>> begin Extracted information
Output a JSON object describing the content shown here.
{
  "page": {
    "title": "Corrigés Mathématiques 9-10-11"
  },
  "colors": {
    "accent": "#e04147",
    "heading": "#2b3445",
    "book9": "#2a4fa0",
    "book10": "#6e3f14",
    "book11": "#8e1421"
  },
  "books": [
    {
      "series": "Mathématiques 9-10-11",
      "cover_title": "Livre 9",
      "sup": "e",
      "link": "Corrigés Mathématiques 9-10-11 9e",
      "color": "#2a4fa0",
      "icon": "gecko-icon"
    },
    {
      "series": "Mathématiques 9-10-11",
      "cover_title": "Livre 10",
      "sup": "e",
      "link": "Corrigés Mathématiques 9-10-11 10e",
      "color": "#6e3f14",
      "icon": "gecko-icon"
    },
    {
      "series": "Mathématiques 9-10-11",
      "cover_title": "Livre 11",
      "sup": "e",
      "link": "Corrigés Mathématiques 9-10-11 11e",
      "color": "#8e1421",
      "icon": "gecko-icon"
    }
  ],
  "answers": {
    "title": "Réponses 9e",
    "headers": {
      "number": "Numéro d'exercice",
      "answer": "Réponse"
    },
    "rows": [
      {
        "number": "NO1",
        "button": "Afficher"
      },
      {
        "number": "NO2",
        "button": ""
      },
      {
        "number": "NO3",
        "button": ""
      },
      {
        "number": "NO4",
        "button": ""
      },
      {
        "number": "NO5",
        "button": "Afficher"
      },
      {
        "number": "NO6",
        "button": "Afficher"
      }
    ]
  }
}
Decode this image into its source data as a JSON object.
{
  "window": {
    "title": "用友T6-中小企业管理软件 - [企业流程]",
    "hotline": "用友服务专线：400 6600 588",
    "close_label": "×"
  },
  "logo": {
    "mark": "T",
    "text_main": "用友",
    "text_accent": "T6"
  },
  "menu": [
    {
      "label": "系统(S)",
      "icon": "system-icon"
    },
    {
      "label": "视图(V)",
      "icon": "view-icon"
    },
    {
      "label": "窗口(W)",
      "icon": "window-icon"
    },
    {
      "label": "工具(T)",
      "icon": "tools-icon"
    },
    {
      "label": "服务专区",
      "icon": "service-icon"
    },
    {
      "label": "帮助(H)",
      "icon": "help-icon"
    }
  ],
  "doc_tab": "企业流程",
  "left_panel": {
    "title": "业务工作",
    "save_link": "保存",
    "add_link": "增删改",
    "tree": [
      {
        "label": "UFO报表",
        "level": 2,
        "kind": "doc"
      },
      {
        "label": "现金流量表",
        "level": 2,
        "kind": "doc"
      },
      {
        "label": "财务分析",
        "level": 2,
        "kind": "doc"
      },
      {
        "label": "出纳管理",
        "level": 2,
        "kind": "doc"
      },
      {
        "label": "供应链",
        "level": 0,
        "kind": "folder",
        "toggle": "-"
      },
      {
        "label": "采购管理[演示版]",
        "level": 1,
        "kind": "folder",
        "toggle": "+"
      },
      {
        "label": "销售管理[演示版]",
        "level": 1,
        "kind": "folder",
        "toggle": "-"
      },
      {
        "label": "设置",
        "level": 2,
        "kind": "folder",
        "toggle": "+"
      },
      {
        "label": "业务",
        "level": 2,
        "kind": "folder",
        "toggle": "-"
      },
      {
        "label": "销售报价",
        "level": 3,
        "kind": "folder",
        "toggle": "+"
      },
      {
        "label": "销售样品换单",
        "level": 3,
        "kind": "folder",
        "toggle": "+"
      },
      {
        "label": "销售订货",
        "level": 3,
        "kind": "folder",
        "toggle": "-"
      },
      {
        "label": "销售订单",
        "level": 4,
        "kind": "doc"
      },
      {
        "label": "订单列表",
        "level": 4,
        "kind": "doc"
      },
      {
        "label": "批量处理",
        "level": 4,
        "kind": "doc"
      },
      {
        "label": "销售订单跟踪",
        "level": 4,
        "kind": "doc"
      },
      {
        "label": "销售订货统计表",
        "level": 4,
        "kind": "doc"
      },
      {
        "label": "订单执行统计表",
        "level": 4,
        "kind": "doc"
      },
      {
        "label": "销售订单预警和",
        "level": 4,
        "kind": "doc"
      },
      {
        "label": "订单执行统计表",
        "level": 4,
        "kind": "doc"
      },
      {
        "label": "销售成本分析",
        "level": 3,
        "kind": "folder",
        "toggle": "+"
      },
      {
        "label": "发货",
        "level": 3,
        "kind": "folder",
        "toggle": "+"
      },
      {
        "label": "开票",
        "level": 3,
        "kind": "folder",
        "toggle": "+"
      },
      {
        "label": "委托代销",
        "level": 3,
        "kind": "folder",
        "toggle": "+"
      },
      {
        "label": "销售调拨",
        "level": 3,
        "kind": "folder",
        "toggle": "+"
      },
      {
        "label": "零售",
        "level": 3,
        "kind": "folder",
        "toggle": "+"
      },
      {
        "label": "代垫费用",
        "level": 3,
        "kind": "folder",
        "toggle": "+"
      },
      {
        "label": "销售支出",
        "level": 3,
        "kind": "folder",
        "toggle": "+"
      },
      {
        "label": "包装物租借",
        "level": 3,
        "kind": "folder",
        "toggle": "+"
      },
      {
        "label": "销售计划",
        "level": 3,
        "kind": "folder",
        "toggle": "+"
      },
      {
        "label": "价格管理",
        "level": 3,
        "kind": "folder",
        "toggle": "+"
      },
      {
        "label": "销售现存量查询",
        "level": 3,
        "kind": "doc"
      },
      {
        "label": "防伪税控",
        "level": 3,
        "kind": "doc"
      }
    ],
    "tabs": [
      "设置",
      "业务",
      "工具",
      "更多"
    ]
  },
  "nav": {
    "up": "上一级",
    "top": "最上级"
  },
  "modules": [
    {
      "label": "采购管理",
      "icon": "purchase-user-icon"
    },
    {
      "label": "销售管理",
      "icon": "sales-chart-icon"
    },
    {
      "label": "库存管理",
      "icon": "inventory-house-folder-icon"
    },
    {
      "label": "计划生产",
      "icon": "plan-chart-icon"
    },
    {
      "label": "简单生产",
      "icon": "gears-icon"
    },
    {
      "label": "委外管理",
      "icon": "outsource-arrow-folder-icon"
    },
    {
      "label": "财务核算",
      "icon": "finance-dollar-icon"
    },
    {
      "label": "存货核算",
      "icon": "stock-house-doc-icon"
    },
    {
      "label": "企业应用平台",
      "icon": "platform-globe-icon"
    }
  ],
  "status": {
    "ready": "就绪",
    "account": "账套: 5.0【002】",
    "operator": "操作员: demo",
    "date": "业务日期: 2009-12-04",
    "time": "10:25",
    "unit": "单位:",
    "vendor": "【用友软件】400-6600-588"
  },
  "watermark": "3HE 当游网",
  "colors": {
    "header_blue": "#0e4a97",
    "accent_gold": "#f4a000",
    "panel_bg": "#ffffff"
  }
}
>> end Extracted information
▶ **The task**
Where a line of the entries contains the word "Livre", copy that line.

▶ **Exercise answer**
      "cover_title": "Livre 9",
      "cover_title": "Livre 10",
      "cover_title": "Livre 11",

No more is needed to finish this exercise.